* **EXERCISE**: Output every line below exactly.

(Figure content listings)
+++
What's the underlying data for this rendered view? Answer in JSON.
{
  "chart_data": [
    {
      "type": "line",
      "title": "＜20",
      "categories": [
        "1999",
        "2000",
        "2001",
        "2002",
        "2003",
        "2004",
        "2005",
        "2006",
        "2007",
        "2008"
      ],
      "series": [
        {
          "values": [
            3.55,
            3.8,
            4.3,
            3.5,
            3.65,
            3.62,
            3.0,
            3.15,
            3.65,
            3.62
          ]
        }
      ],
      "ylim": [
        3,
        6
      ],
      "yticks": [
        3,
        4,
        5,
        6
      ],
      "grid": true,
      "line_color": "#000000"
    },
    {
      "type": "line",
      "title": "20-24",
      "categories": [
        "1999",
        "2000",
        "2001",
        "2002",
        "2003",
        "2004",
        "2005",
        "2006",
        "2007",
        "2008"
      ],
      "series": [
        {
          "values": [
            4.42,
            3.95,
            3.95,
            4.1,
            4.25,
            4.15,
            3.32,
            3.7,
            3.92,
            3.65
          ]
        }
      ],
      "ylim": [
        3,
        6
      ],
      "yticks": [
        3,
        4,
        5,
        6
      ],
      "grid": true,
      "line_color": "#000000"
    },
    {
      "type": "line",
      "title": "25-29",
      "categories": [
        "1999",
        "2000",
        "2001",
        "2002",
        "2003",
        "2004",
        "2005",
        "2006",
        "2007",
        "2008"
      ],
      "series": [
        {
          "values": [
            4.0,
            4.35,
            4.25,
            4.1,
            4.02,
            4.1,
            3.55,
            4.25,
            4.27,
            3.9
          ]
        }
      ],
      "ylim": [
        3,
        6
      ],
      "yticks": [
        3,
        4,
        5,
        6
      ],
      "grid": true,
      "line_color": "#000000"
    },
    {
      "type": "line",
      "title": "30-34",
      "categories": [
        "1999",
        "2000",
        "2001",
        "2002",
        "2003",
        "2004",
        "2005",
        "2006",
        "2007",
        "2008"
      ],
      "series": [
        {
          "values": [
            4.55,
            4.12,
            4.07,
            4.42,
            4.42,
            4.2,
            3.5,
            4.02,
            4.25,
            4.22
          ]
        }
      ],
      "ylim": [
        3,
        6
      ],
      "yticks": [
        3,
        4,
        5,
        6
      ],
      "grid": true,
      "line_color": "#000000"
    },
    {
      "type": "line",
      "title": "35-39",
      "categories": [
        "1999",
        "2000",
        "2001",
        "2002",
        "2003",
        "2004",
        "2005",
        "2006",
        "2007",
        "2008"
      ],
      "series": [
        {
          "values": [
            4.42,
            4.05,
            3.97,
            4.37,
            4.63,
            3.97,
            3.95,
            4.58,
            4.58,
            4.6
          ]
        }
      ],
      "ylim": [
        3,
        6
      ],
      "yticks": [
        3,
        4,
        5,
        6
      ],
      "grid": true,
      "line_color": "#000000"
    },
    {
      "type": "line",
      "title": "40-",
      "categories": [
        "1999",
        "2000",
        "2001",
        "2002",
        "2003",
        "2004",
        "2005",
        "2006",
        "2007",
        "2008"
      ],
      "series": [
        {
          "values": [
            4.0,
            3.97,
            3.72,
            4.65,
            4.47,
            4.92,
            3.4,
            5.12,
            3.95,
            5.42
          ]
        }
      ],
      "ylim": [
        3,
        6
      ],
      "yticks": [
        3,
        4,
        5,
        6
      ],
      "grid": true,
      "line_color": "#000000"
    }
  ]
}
+++
* **WRITTEN RESPONSE**:
What's the underlying data for this rendered view? Answer in JSON.
{
  "chart_data": [
    {
      "type": "line",
      "title": "＜20",
      "categories": [
        "1999",
        "2000",
        "2001",
        "2002",
        "2003",
        "2004",
        "2005",
        "2006",
        "2007",
        "2008"
      ],
      "series": [
        {
          "values": [
            3.55,
            3.8,
            4.3,
            3.5,
            3.65,
            3.62,
            3.0,
            3.15,
            3.65,
            3.62
          ]
        }
      ],
      "ylim": [
        3,
        6
      ],
      "yticks": [
        3,
        4,
        5,
        6
      ],
      "grid": true,
      "line_color": "#000000"
    },
    {
      "type": "line",
      "title": "20-24",
      "categories": [
        "1999",
        "2000",
        "2001",
        "2002",
        "2003",
        "2004",
        "2005",
        "2006",
        "2007",
        "2008"
      ],
      "series": [
        {
          "values": [
            4.42,
            3.95,
            3.95,
            4.1,
            4.25,
            4.15,
            3.32,
            3.7,
            3.92,
            3.65
          ]
        }
      ],
      "ylim": [
        3,
        6
      ],
      "yticks": [
        3,
        4,
        5,
        6
      ],
      "grid": true,
      "line_color": "#000000"
    },
    {
      "type": "line",
      "title": "25-29",
      "categories": [
        "1999",
        "2000",
        "2001",
        "2002",
        "2003",
        "2004",
        "2005",
        "2006",
        "2007",
        "2008"
      ],
      "series": [
        {
          "values": [
            4.0,
            4.35,
            4.25,
            4.1,
            4.02,
            4.1,
            3.55,
            4.25,
            4.27,
            3.9
          ]
        }
      ],
      "ylim": [
        3,
        6
      ],
      "yticks": [
        3,
        4,
        5,
        6
      ],
      "grid": true,
      "line_color": "#000000"
    },
    {
      "type": "line",
      "title": "30-34",
      "categories": [
        "1999",
        "2000",
        "2001",
        "2002",
        "2003",
        "2004",
        "2005",
        "2006",
        "2007",
        "2008"
      ],
      "series": [
        {
          "values": [
            4.55,
            4.12,
            4.07,
            4.42,
            4.42,
            4.2,
            3.5,
            4.02,
            4.25,
            4.22
          ]
        }
      ],
      "ylim": [
        3,
        6
      ],
      "yticks": [
        3,
        4,
        5,
        6
      ],
      "grid": true,
      "line_color": "#000000"
    },
    {
      "type": "line",
      "title": "35-39",
      "categories": [
        "1999",
        "2000",
        "2001",
        "2002",
        "2003",
        "2004",
        "2005",
        "2006",
        "2007",
        "2008"
      ],
      "series": [
        {
          "values": [
            4.42,
            4.05,
            3.97,
            4.37,
            4.63,
            3.97,
            3.95,
            4.58,
            4.58,
            4.6
          ]
        }
      ],
      "ylim": [
        3,
        6
      ],
      "yticks": [
        3,
        4,
        5,
        6
      ],
      "grid": true,
      "line_color": "#000000"
    },
    {
      "type": "line",
      "title": "40-",
      "categories": [
        "1999",
        "2000",
        "2001",
        "2002",
        "2003",
        "2004",
        "2005",
        "2006",
        "2007",
        "2008"
      ],
      "series": [
        {
          "values": [
            4.0,
            3.97,
            3.72,
            4.65,
            4.47,
            4.92,
            3.4,
            5.12,
            3.95,
            5.42
          ]
        }
      ],
      "ylim": [
        3,
        6
      ],
      "yticks": [
        3,
        4,
        5,
        6
      ],
      "grid": true,
      "line_color": "#000000"
    }
  ]
}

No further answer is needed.